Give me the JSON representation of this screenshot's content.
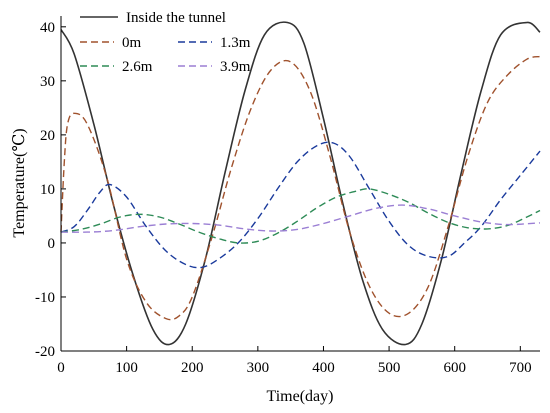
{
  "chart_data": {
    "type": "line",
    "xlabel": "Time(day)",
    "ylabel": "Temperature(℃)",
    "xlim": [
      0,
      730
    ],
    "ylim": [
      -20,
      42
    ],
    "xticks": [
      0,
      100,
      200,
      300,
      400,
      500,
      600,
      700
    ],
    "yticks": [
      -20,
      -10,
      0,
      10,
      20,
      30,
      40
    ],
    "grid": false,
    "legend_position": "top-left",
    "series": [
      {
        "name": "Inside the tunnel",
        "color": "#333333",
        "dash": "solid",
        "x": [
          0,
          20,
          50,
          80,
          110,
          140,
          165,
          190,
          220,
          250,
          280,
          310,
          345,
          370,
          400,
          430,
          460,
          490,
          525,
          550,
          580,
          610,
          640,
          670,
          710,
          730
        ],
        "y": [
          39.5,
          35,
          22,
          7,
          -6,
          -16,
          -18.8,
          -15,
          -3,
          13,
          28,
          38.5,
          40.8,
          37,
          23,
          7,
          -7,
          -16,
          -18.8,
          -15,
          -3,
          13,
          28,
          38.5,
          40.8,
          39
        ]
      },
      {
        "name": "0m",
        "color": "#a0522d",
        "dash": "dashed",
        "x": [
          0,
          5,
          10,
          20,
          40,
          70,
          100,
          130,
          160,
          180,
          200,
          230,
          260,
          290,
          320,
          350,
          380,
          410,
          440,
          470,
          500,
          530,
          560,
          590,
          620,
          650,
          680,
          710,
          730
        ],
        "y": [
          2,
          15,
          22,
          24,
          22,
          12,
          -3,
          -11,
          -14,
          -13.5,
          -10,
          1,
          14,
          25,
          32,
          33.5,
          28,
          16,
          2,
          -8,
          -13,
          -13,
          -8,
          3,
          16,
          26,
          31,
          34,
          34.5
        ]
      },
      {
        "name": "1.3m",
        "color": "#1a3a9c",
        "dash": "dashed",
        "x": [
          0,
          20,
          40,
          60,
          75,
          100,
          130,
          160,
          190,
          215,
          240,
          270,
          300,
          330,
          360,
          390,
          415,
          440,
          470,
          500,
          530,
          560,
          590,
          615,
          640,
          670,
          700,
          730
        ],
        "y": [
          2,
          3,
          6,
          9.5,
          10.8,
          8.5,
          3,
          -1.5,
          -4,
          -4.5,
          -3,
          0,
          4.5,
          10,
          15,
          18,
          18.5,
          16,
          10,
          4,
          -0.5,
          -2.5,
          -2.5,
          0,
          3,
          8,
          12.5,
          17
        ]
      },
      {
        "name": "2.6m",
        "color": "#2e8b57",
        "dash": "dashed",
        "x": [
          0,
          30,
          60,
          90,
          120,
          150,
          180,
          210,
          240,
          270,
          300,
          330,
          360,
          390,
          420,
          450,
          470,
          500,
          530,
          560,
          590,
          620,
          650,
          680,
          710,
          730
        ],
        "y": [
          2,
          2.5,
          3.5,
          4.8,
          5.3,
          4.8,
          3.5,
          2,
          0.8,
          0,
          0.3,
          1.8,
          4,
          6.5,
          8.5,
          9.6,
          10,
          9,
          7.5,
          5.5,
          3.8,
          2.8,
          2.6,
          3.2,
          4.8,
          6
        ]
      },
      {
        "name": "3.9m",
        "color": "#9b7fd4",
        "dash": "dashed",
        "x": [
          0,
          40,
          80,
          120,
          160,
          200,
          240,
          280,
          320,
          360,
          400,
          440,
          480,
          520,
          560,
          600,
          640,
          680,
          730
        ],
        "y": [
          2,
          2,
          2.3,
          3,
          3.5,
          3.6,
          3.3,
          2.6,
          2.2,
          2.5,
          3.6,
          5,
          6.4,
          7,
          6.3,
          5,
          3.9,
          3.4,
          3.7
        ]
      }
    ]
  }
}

━━━

• **THE EXERCISE**
Retype every entry verbatim and exclude the pictures from the copy.

• **SOLUTION BELOW**
Give me the JSON representation of this screenshot's content.
{
  "chart_data": {
    "type": "line",
    "xlabel": "Time(day)",
    "ylabel": "Temperature(℃)",
    "xlim": [
      0,
      730
    ],
    "ylim": [
      -20,
      42
    ],
    "xticks": [
      0,
      100,
      200,
      300,
      400,
      500,
      600,
      700
    ],
    "yticks": [
      -20,
      -10,
      0,
      10,
      20,
      30,
      40
    ],
    "grid": false,
    "legend_position": "top-left",
    "series": [
      {
        "name": "Inside the tunnel",
        "color": "#333333",
        "dash": "solid",
        "x": [
          0,
          20,
          50,
          80,
          110,
          140,
          165,
          190,
          220,
          250,
          280,
          310,
          345,
          370,
          400,
          430,
          460,
          490,
          525,
          550,
          580,
          610,
          640,
          670,
          710,
          730
        ],
        "y": [
          39.5,
          35,
          22,
          7,
          -6,
          -16,
          -18.8,
          -15,
          -3,
          13,
          28,
          38.5,
          40.8,
          37,
          23,
          7,
          -7,
          -16,
          -18.8,
          -15,
          -3,
          13,
          28,
          38.5,
          40.8,
          39
        ]
      },
      {
        "name": "0m",
        "color": "#a0522d",
        "dash": "dashed",
        "x": [
          0,
          5,
          10,
          20,
          40,
          70,
          100,
          130,
          160,
          180,
          200,
          230,
          260,
          290,
          320,
          350,
          380,
          410,
          440,
          470,
          500,
          530,
          560,
          590,
          620,
          650,
          680,
          710,
          730
        ],
        "y": [
          2,
          15,
          22,
          24,
          22,
          12,
          -3,
          -11,
          -14,
          -13.5,
          -10,
          1,
          14,
          25,
          32,
          33.5,
          28,
          16,
          2,
          -8,
          -13,
          -13,
          -8,
          3,
          16,
          26,
          31,
          34,
          34.5
        ]
      },
      {
        "name": "1.3m",
        "color": "#1a3a9c",
        "dash": "dashed",
        "x": [
          0,
          20,
          40,
          60,
          75,
          100,
          130,
          160,
          190,
          215,
          240,
          270,
          300,
          330,
          360,
          390,
          415,
          440,
          470,
          500,
          530,
          560,
          590,
          615,
          640,
          670,
          700,
          730
        ],
        "y": [
          2,
          3,
          6,
          9.5,
          10.8,
          8.5,
          3,
          -1.5,
          -4,
          -4.5,
          -3,
          0,
          4.5,
          10,
          15,
          18,
          18.5,
          16,
          10,
          4,
          -0.5,
          -2.5,
          -2.5,
          0,
          3,
          8,
          12.5,
          17
        ]
      },
      {
        "name": "2.6m",
        "color": "#2e8b57",
        "dash": "dashed",
        "x": [
          0,
          30,
          60,
          90,
          120,
          150,
          180,
          210,
          240,
          270,
          300,
          330,
          360,
          390,
          420,
          450,
          470,
          500,
          530,
          560,
          590,
          620,
          650,
          680,
          710,
          730
        ],
        "y": [
          2,
          2.5,
          3.5,
          4.8,
          5.3,
          4.8,
          3.5,
          2,
          0.8,
          0,
          0.3,
          1.8,
          4,
          6.5,
          8.5,
          9.6,
          10,
          9,
          7.5,
          5.5,
          3.8,
          2.8,
          2.6,
          3.2,
          4.8,
          6
        ]
      },
      {
        "name": "3.9m",
        "color": "#9b7fd4",
        "dash": "dashed",
        "x": [
          0,
          40,
          80,
          120,
          160,
          200,
          240,
          280,
          320,
          360,
          400,
          440,
          480,
          520,
          560,
          600,
          640,
          680,
          730
        ],
        "y": [
          2,
          2,
          2.3,
          3,
          3.5,
          3.6,
          3.3,
          2.6,
          2.2,
          2.5,
          3.6,
          5,
          6.4,
          7,
          6.3,
          5,
          3.9,
          3.4,
          3.7
        ]
      }
    ]
  }
}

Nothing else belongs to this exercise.